**** MATERIAL SHOWN ****
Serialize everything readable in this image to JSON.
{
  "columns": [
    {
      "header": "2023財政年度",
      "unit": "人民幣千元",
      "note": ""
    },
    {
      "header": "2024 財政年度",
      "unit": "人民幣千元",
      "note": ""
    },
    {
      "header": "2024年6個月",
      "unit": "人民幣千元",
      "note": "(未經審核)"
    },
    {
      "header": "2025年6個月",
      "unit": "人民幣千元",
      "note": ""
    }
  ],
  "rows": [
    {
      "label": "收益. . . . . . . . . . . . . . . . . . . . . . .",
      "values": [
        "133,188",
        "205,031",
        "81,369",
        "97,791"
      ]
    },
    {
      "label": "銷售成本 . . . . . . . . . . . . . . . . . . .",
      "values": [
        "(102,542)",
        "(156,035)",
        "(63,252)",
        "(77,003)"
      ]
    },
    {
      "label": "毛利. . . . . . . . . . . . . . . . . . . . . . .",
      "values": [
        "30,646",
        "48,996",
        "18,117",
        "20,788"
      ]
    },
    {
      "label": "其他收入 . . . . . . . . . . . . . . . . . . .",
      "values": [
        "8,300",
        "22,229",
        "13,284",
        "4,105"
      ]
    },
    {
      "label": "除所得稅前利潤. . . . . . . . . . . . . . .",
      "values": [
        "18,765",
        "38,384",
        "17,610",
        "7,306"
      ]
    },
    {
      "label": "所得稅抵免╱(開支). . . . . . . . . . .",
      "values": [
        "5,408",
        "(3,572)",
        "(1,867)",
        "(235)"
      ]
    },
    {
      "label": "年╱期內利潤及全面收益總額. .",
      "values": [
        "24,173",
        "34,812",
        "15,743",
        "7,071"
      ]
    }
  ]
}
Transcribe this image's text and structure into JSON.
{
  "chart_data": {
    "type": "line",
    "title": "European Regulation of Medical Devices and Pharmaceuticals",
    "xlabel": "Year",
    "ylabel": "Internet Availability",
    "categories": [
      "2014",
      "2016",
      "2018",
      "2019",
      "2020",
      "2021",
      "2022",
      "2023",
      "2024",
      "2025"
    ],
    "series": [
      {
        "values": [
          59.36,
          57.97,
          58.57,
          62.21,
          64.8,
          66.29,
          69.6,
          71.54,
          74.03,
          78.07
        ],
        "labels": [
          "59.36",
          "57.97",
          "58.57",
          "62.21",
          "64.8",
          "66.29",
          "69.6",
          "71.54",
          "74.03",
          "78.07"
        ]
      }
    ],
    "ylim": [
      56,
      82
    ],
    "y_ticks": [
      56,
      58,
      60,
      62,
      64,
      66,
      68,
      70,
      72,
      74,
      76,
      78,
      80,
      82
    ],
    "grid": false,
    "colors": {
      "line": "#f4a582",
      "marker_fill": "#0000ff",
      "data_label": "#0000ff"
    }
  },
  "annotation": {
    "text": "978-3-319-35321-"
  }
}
****
AIM
Write down the full listing again, exactly.

WRITTEN ANSWER
Serialize everything readable in this image to JSON.
{
  "columns": [
    {
      "header": "2023財政年度",
      "unit": "人民幣千元",
      "note": ""
    },
    {
      "header": "2024 財政年度",
      "unit": "人民幣千元",
      "note": ""
    },
    {
      "header": "2024年6個月",
      "unit": "人民幣千元",
      "note": "(未經審核)"
    },
    {
      "header": "2025年6個月",
      "unit": "人民幣千元",
      "note": ""
    }
  ],
  "rows": [
    {
      "label": "收益. . . . . . . . . . . . . . . . . . . . . . .",
      "values": [
        "133,188",
        "205,031",
        "81,369",
        "97,791"
      ]
    },
    {
      "label": "銷售成本 . . . . . . . . . . . . . . . . . . .",
      "values": [
        "(102,542)",
        "(156,035)",
        "(63,252)",
        "(77,003)"
      ]
    },
    {
      "label": "毛利. . . . . . . . . . . . . . . . . . . . . . .",
      "values": [
        "30,646",
        "48,996",
        "18,117",
        "20,788"
      ]
    },
    {
      "label": "其他收入 . . . . . . . . . . . . . . . . . . .",
      "values": [
        "8,300",
        "22,229",
        "13,284",
        "4,105"
      ]
    },
    {
      "label": "除所得稅前利潤. . . . . . . . . . . . . . .",
      "values": [
        "18,765",
        "38,384",
        "17,610",
        "7,306"
      ]
    },
    {
      "label": "所得稅抵免╱(開支). . . . . . . . . . .",
      "values": [
        "5,408",
        "(3,572)",
        "(1,867)",
        "(235)"
      ]
    },
    {
      "label": "年╱期內利潤及全面收益總額. .",
      "values": [
        "24,173",
        "34,812",
        "15,743",
        "7,071"
      ]
    }
  ]
}
Transcribe this image's text and structure into JSON.
{
  "chart_data": {
    "type": "line",
    "title": "European Regulation of Medical Devices and Pharmaceuticals",
    "xlabel": "Year",
    "ylabel": "Internet Availability",
    "categories": [
      "2014",
      "2016",
      "2018",
      "2019",
      "2020",
      "2021",
      "2022",
      "2023",
      "2024",
      "2025"
    ],
    "series": [
      {
        "values": [
          59.36,
          57.97,
          58.57,
          62.21,
          64.8,
          66.29,
          69.6,
          71.54,
          74.03,
          78.07
        ],
        "labels": [
          "59.36",
          "57.97",
          "58.57",
          "62.21",
          "64.8",
          "66.29",
          "69.6",
          "71.54",
          "74.03",
          "78.07"
        ]
      }
    ],
    "ylim": [
      56,
      82
    ],
    "y_ticks": [
      56,
      58,
      60,
      62,
      64,
      66,
      68,
      70,
      72,
      74,
      76,
      78,
      80,
      82
    ],
    "grid": false,
    "colors": {
      "line": "#f4a582",
      "marker_fill": "#0000ff",
      "data_label": "#0000ff"
    }
  },
  "annotation": {
    "text": "978-3-319-35321-"
  }
}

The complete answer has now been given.